**Exercise requirements**
Read the listing below and copy out every line that holds "Relative".

**Exercise inputs**
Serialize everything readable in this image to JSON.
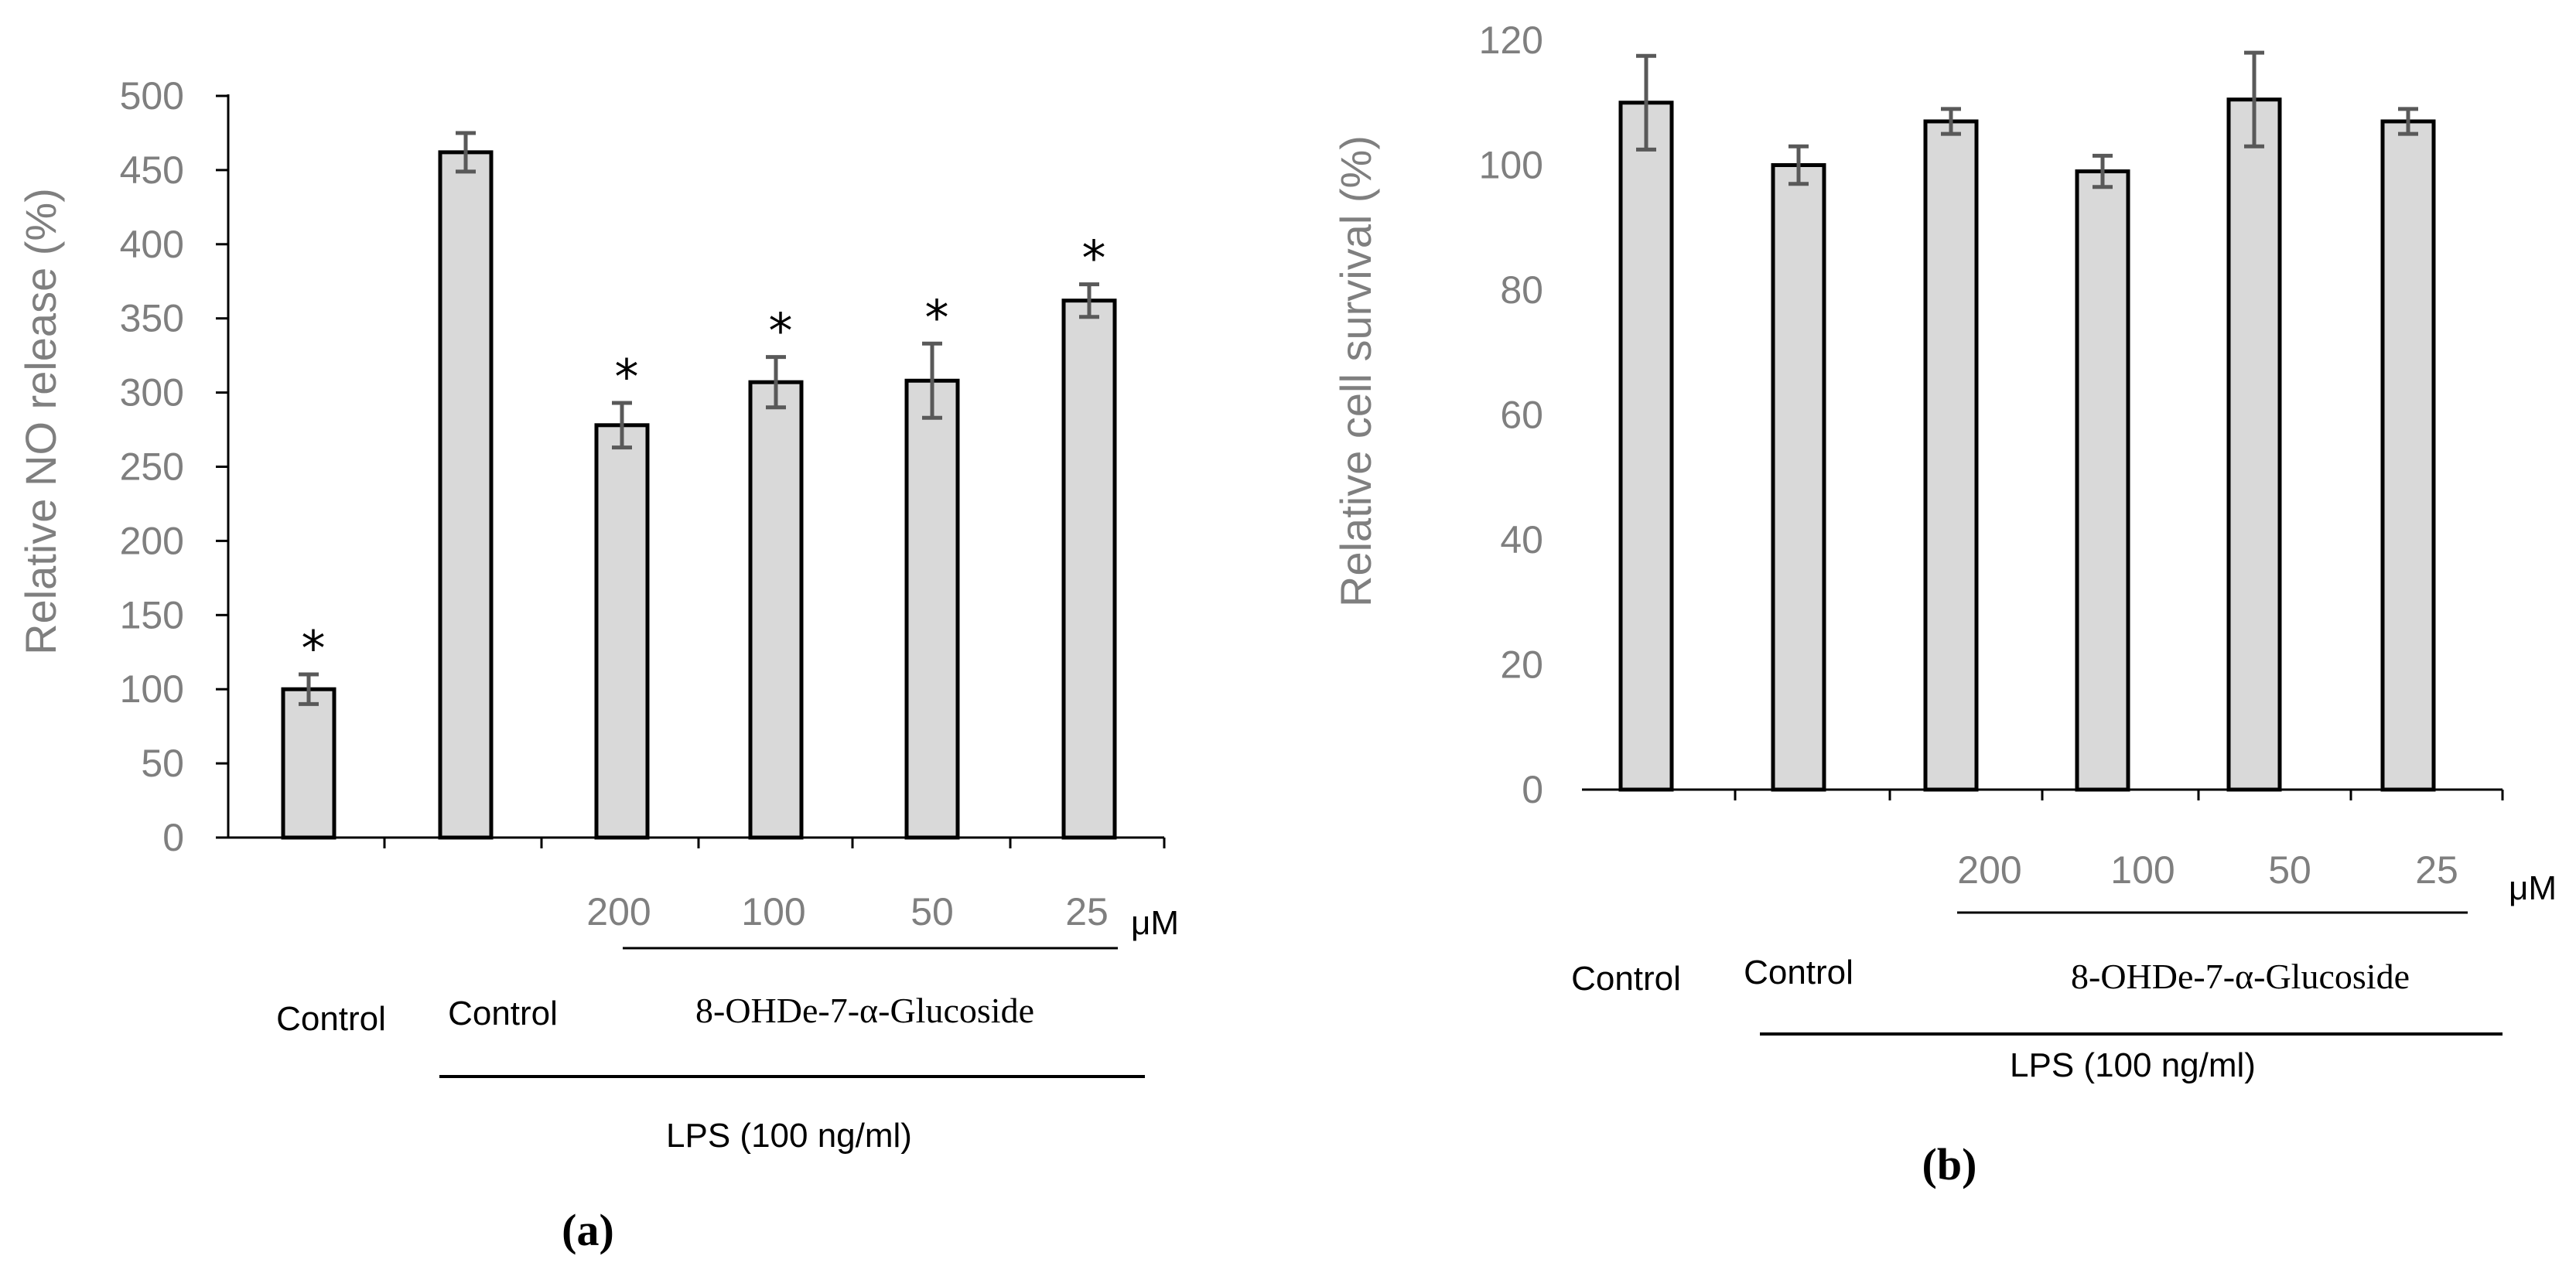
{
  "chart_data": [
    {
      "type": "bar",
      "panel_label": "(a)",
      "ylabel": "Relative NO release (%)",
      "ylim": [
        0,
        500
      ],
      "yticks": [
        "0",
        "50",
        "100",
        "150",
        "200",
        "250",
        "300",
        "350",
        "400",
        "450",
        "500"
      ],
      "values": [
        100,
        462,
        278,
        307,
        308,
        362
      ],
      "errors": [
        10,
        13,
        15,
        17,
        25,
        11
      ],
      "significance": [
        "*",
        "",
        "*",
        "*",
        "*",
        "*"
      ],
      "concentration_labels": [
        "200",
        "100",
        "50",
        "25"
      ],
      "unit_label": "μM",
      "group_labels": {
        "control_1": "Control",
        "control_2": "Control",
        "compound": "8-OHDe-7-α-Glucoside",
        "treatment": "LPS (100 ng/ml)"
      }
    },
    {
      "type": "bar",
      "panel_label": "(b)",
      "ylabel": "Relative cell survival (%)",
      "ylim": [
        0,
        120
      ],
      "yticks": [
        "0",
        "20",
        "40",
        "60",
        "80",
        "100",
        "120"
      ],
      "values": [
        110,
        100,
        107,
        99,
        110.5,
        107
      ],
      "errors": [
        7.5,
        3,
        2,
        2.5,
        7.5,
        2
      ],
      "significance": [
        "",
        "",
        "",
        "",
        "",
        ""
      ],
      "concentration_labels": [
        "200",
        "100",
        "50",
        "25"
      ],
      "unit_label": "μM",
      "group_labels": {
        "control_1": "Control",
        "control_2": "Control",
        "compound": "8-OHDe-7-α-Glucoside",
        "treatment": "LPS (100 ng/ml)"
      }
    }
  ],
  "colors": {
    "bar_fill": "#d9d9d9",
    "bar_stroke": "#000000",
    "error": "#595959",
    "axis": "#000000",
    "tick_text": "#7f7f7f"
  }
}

...

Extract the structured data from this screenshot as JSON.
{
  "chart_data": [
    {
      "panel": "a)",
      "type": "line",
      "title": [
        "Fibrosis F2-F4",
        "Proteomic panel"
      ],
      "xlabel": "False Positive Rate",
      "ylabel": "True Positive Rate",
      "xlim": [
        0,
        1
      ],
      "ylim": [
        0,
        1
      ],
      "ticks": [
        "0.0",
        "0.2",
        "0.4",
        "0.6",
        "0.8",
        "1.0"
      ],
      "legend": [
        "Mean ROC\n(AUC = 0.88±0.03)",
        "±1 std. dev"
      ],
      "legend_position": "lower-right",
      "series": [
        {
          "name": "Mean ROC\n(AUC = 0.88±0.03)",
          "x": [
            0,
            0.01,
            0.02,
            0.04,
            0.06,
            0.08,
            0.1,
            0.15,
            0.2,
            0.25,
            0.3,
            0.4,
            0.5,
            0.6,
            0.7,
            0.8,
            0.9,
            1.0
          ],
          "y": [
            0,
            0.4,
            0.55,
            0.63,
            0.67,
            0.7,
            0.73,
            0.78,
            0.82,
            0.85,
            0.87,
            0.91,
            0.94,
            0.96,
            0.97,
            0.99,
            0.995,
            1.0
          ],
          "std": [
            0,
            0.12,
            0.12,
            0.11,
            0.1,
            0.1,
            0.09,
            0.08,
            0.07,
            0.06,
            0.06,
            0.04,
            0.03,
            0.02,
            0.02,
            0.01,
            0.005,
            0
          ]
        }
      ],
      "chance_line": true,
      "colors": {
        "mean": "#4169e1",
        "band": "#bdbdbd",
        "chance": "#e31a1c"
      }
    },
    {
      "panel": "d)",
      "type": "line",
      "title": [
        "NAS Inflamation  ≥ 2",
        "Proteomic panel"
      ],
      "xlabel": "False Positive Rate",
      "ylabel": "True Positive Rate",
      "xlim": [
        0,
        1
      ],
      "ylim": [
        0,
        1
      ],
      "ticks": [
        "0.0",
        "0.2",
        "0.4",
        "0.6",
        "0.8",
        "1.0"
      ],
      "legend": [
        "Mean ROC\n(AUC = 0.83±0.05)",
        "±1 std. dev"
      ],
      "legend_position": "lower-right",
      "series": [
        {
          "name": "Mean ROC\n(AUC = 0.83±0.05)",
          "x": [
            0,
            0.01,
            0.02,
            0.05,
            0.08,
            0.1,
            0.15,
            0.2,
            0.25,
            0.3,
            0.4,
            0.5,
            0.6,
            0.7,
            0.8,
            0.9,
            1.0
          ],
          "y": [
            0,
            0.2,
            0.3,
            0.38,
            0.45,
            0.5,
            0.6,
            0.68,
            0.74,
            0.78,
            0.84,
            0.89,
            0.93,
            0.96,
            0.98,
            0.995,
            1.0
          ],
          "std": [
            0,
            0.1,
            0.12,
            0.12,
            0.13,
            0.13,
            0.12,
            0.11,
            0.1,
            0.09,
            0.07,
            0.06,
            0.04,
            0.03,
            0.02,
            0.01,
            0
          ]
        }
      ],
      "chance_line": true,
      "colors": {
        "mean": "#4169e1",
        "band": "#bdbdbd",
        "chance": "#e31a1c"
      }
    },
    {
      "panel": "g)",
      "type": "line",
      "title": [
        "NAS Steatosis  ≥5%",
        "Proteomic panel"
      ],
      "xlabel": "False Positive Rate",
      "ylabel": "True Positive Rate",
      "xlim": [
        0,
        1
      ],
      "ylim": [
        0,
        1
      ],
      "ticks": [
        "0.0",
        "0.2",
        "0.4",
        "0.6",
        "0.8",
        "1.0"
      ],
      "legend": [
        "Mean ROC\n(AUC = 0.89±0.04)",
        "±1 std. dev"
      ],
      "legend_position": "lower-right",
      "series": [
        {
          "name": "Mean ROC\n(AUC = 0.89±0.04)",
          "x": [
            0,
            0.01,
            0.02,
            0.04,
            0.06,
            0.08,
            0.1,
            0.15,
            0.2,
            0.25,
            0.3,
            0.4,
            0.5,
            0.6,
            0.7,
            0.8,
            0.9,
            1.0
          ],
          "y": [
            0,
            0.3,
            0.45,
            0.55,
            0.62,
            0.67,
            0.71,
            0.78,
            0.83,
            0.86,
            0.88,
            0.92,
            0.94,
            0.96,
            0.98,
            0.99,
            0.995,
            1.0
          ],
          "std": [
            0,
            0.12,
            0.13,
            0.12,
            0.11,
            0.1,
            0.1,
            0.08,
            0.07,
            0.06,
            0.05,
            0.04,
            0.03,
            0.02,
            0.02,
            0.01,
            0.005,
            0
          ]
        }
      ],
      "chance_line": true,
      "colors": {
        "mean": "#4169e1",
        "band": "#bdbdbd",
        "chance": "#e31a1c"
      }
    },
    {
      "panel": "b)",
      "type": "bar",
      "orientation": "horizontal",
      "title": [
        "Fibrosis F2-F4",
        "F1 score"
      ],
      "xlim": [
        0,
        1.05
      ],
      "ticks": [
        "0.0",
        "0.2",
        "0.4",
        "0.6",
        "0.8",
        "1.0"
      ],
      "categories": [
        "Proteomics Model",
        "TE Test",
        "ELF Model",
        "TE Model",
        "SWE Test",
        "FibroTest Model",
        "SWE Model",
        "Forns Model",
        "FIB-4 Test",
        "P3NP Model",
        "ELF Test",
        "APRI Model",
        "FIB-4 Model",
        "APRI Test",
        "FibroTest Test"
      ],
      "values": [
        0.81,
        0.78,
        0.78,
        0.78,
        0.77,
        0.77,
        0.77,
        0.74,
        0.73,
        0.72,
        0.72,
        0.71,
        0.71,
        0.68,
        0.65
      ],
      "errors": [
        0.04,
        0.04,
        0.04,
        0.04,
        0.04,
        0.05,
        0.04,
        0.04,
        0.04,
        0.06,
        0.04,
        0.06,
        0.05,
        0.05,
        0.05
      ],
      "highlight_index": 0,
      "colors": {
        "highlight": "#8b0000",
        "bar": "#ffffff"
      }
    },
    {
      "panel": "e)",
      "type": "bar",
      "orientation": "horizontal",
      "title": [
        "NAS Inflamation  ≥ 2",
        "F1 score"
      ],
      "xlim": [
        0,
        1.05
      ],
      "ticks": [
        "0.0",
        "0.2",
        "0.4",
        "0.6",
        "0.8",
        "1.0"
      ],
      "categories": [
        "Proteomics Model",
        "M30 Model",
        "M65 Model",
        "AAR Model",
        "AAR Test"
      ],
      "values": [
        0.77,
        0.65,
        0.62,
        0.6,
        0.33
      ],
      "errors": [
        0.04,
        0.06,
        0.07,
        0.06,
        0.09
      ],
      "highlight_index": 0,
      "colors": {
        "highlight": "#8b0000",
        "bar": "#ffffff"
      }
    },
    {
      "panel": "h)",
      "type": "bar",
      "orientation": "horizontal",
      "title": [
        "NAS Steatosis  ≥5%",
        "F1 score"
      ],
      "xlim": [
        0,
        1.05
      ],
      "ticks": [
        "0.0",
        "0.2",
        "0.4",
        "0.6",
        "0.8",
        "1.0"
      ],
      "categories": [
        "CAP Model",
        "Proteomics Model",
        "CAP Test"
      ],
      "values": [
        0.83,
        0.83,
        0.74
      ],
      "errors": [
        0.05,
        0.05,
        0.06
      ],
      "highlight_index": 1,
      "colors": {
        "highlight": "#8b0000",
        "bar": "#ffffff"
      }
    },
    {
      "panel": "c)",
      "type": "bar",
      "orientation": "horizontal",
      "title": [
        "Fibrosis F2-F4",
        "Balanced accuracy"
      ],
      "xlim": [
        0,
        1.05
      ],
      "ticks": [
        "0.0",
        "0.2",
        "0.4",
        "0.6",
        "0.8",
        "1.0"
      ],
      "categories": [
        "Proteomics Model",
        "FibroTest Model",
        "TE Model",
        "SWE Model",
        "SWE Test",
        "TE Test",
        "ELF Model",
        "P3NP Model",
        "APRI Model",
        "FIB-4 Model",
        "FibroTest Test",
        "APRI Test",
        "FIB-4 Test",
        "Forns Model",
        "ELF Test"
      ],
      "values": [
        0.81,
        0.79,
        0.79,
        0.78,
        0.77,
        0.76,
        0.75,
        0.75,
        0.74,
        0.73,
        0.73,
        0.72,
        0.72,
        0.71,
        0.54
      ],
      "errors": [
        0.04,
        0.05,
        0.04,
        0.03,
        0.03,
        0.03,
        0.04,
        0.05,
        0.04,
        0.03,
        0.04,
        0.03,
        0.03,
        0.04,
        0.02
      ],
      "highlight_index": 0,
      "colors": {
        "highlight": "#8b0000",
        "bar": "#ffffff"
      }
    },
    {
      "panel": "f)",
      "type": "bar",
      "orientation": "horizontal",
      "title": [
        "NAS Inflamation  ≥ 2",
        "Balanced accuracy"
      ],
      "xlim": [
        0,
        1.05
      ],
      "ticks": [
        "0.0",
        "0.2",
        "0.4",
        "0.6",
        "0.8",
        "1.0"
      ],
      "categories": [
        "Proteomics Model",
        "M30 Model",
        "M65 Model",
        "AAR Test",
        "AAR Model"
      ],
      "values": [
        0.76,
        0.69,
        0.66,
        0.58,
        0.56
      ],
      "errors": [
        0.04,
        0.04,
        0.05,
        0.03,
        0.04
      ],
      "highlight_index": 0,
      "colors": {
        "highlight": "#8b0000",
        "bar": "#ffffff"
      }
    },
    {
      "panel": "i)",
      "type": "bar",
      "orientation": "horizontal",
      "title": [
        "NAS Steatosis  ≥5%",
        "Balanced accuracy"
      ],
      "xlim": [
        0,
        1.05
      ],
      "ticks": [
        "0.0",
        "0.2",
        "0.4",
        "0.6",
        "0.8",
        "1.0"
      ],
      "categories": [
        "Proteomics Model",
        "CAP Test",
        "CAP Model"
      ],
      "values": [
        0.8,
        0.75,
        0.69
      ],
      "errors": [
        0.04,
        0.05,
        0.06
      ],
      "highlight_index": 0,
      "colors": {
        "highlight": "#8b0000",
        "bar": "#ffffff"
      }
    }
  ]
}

**Solution to this exercise**
      "ylabel": "Relative NO release (%)",
      "ylabel": "Relative cell survival (%)",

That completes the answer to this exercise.